* Start DATA TO USE *

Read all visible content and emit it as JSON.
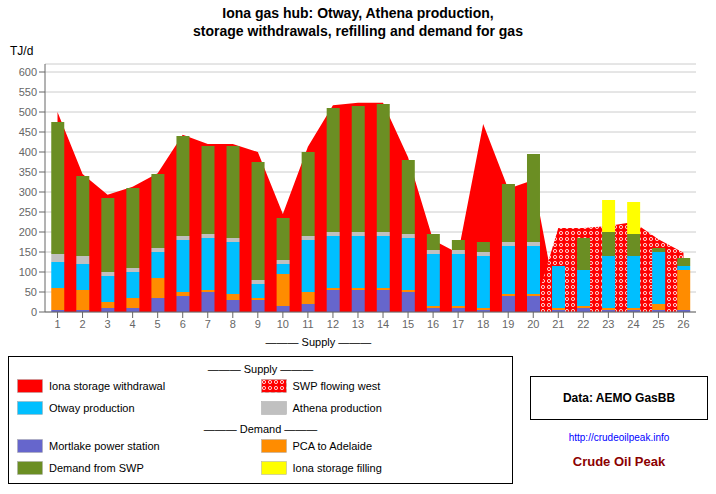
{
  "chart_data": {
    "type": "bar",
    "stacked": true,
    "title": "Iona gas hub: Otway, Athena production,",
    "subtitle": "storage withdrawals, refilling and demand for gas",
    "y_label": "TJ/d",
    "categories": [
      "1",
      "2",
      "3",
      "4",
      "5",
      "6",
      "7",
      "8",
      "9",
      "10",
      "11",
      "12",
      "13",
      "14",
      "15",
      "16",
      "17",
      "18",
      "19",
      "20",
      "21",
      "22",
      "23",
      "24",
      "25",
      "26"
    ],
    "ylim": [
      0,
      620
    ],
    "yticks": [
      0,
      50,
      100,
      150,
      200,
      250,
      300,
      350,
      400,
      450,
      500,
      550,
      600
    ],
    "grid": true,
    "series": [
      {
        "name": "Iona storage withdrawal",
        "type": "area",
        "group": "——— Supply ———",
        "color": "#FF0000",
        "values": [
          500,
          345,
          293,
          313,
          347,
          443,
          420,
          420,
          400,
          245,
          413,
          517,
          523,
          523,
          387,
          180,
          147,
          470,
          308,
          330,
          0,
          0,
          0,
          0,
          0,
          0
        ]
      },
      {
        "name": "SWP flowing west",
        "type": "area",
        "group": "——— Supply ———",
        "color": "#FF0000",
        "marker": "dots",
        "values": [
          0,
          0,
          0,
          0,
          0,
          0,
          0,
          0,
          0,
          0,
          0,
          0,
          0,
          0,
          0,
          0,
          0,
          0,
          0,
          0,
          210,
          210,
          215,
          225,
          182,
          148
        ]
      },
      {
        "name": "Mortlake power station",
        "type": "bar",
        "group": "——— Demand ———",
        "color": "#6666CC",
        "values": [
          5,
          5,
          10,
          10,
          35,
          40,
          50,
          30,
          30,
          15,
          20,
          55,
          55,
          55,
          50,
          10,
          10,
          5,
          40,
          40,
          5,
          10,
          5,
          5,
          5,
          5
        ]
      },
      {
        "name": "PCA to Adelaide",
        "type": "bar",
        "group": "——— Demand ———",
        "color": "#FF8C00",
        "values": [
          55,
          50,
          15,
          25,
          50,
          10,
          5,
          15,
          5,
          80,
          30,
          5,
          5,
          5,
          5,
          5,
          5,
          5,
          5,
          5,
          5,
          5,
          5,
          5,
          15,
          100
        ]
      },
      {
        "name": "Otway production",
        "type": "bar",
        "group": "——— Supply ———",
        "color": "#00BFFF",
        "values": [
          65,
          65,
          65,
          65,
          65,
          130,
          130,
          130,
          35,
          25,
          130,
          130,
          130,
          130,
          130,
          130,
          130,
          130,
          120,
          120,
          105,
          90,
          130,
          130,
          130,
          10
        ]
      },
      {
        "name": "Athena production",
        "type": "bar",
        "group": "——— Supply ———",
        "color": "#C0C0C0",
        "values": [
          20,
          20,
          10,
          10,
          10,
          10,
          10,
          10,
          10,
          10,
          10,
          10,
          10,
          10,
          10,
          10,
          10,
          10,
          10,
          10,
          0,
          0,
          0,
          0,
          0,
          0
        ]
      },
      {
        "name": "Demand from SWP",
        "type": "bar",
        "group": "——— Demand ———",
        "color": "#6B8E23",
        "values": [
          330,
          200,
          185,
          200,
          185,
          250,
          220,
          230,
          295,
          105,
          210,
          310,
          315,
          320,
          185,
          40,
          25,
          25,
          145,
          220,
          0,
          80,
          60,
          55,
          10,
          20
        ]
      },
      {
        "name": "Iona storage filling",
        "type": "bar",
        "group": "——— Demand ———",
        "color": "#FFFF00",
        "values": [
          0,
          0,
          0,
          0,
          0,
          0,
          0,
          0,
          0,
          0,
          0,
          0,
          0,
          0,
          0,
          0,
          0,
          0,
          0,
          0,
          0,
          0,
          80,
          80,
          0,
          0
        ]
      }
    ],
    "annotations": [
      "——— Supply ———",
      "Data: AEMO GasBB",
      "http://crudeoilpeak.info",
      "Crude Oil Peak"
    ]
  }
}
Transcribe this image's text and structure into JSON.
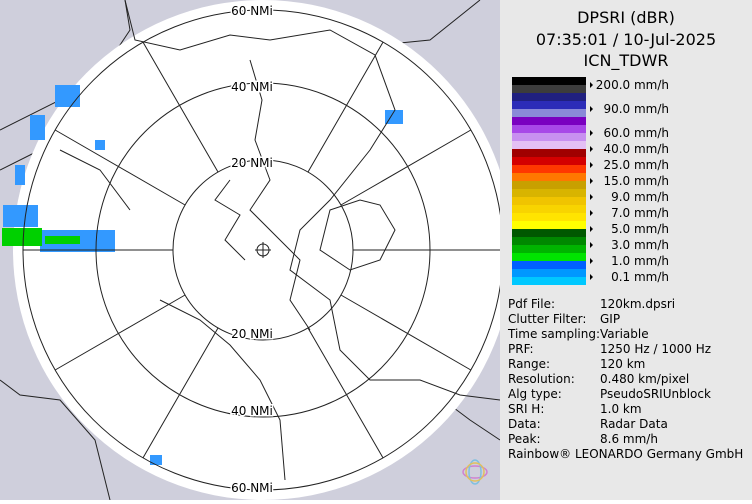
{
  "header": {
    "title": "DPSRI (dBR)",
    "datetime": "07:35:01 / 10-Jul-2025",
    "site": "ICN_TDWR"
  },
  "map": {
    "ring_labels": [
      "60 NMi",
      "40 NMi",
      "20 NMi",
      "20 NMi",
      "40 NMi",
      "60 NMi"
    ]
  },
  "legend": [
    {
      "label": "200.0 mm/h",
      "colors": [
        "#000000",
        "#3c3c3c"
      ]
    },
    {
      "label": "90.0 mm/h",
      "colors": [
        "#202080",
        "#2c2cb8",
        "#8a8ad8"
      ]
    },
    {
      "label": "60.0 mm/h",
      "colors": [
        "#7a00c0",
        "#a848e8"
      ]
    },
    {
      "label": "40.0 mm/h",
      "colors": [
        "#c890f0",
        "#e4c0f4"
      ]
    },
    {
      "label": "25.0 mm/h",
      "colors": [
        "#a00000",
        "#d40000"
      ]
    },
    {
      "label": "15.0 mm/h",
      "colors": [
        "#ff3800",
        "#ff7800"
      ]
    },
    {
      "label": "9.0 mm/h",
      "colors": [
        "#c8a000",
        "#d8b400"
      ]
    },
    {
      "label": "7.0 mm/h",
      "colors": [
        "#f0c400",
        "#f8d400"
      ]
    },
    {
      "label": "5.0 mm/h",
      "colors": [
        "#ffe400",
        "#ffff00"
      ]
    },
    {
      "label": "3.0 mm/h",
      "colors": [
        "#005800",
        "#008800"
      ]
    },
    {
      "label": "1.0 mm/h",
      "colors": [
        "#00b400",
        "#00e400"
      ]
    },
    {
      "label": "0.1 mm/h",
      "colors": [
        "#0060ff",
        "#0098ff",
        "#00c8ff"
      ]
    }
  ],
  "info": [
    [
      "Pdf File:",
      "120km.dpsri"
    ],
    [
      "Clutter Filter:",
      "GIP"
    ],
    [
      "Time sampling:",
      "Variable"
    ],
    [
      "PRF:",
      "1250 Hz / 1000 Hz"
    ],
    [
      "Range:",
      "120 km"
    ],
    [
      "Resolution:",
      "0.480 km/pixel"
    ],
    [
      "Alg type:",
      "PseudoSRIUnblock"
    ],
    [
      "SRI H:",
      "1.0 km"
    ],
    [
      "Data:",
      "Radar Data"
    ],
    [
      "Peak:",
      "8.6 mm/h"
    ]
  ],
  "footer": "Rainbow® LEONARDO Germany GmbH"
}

* End DATA TO USE *

WORK TO COMPLETE: Copy all lines from the material that include "name".

SOLUTION FOR THIS EXERCISE:
        "name": "Iona storage withdrawal",
        "name": "SWP flowing west",
        "name": "Mortlake power station",
        "name": "PCA to Adelaide",
        "name": "Otway production",
        "name": "Athena production",
        "name": "Demand from SWP",
        "name": "Iona storage filling",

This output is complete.